DATA RECORDS -
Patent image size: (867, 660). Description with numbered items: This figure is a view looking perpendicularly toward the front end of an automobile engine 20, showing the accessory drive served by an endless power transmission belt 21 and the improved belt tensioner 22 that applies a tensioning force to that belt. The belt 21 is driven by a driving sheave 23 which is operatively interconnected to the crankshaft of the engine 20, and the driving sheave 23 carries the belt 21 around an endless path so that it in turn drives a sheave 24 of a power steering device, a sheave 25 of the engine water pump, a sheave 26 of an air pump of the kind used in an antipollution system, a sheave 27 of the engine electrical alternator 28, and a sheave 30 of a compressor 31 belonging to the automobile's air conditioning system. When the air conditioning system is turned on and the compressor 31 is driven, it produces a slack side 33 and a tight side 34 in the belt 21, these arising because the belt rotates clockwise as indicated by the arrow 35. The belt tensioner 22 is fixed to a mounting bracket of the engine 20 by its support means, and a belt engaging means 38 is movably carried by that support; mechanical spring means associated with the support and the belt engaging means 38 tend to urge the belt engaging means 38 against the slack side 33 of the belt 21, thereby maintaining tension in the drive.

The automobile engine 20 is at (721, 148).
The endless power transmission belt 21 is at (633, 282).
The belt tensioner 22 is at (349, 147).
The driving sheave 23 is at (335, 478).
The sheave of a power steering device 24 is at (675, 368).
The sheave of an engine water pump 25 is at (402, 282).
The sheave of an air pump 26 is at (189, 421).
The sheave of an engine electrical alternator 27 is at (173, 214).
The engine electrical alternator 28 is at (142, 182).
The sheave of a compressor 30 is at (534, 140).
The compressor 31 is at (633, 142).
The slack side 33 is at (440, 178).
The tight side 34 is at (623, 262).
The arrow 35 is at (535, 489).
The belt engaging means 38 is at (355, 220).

STATED GOAL - Please reproduce all the data above, swapping "accessory drive" for "auxiliary drive" and keeping everything else unchanged.

REPLY TO THE EXERCISE -
Patent image size: (867, 660). Description with numbered items: This figure is a view looking perpendicularly toward the front end of an automobile engine 20, showing the auxiliary drive served by an endless power transmission belt 21 and the improved belt tensioner 22 that applies a tensioning force to that belt. The belt 21 is driven by a driving sheave 23 which is operatively interconnected to the crankshaft of the engine 20, and the driving sheave 23 carries the belt 21 around an endless path so that it in turn drives a sheave 24 of a power steering device, a sheave 25 of the engine water pump, a sheave 26 of an air pump of the kind used in an antipollution system, a sheave 27 of the engine electrical alternator 28, and a sheave 30 of a compressor 31 belonging to the automobile's air conditioning system. When the air conditioning system is turned on and the compressor 31 is driven, it produces a slack side 33 and a tight side 34 in the belt 21, these arising because the belt rotates clockwise as indicated by the arrow 35. The belt tensioner 22 is fixed to a mounting bracket of the engine 20 by its support means, and a belt engaging means 38 is movably carried by that support; mechanical spring means associated with the support and the belt engaging means 38 tend to urge the belt engaging means 38 against the slack side 33 of the belt 21, thereby maintaining tension in the drive.

The automobile engine 20 is at (721, 148).
The endless power transmission belt 21 is at (633, 282).
The belt tensioner 22 is at (349, 147).
The driving sheave 23 is at (335, 478).
The sheave of a power steering device 24 is at (675, 368).
The sheave of an engine water pump 25 is at (402, 282).
The sheave of an air pump 26 is at (189, 421).
The sheave of an engine electrical alternator 27 is at (173, 214).
The engine electrical alternator 28 is at (142, 182).
The sheave of a compressor 30 is at (534, 140).
The compressor 31 is at (633, 142).
The slack side 33 is at (440, 178).
The tight side 34 is at (623, 262).
The arrow 35 is at (535, 489).
The belt engaging means 38 is at (355, 220).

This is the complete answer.